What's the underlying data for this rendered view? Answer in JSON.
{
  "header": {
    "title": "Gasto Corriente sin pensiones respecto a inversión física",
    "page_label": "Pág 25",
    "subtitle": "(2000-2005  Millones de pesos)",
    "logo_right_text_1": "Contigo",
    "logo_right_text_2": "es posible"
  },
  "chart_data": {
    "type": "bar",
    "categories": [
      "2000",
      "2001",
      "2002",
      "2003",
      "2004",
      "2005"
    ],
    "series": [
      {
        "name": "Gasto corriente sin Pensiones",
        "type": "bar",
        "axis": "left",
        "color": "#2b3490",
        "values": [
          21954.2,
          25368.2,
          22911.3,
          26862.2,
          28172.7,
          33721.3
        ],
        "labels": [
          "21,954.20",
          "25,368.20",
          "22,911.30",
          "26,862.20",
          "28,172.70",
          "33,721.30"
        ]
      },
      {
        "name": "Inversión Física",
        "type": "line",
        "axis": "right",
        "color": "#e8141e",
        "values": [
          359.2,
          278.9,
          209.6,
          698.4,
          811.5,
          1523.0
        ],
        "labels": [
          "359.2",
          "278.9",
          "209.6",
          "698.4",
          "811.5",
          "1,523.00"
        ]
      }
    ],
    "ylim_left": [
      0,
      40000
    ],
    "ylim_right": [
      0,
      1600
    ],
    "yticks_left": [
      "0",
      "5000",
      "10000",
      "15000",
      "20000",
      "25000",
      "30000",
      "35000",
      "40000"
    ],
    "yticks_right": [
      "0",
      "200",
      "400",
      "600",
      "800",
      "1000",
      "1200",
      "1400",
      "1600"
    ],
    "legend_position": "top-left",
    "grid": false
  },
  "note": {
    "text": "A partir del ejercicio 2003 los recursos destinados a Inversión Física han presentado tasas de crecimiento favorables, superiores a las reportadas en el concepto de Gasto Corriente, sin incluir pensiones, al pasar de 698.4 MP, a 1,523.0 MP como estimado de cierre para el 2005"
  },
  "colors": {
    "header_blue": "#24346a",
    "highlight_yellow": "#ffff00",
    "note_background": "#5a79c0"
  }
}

────────

Given problem → Make an exact copy of the material above.

Exercise answer →
What's the underlying data for this rendered view? Answer in JSON.
{
  "header": {
    "title": "Gasto Corriente sin pensiones respecto a inversión física",
    "page_label": "Pág 25",
    "subtitle": "(2000-2005  Millones de pesos)",
    "logo_right_text_1": "Contigo",
    "logo_right_text_2": "es posible"
  },
  "chart_data": {
    "type": "bar",
    "categories": [
      "2000",
      "2001",
      "2002",
      "2003",
      "2004",
      "2005"
    ],
    "series": [
      {
        "name": "Gasto corriente sin Pensiones",
        "type": "bar",
        "axis": "left",
        "color": "#2b3490",
        "values": [
          21954.2,
          25368.2,
          22911.3,
          26862.2,
          28172.7,
          33721.3
        ],
        "labels": [
          "21,954.20",
          "25,368.20",
          "22,911.30",
          "26,862.20",
          "28,172.70",
          "33,721.30"
        ]
      },
      {
        "name": "Inversión Física",
        "type": "line",
        "axis": "right",
        "color": "#e8141e",
        "values": [
          359.2,
          278.9,
          209.6,
          698.4,
          811.5,
          1523.0
        ],
        "labels": [
          "359.2",
          "278.9",
          "209.6",
          "698.4",
          "811.5",
          "1,523.00"
        ]
      }
    ],
    "ylim_left": [
      0,
      40000
    ],
    "ylim_right": [
      0,
      1600
    ],
    "yticks_left": [
      "0",
      "5000",
      "10000",
      "15000",
      "20000",
      "25000",
      "30000",
      "35000",
      "40000"
    ],
    "yticks_right": [
      "0",
      "200",
      "400",
      "600",
      "800",
      "1000",
      "1200",
      "1400",
      "1600"
    ],
    "legend_position": "top-left",
    "grid": false
  },
  "note": {
    "text": "A partir del ejercicio 2003 los recursos destinados a Inversión Física han presentado tasas de crecimiento favorables, superiores a las reportadas en el concepto de Gasto Corriente, sin incluir pensiones, al pasar de 698.4 MP, a 1,523.0 MP como estimado de cierre para el 2005"
  },
  "colors": {
    "header_blue": "#24346a",
    "highlight_yellow": "#ffff00",
    "note_background": "#5a79c0"
  }
}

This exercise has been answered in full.